[start]

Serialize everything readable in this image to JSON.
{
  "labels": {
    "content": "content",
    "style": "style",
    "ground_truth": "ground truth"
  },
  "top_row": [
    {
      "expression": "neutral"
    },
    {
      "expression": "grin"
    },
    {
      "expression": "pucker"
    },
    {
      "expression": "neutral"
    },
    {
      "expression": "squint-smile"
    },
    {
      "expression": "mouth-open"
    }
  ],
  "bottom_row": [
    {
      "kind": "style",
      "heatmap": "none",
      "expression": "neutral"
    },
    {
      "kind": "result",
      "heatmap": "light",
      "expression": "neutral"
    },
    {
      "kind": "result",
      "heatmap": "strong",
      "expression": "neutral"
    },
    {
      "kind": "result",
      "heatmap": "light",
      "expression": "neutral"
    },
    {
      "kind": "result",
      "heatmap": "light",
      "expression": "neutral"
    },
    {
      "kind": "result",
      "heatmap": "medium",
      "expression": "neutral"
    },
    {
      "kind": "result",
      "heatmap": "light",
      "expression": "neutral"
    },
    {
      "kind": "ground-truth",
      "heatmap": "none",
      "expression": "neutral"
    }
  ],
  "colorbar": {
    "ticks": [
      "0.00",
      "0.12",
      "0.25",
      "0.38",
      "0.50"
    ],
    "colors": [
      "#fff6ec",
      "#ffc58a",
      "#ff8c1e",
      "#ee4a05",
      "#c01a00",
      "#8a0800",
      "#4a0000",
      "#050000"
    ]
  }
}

[end]

WRITTEN REQUEST
Gather up, from the records above, each line where the word "ground" appears.

ANSWER TO THIS PROBLEM
    "ground_truth": "ground truth"
      "kind": "ground-truth",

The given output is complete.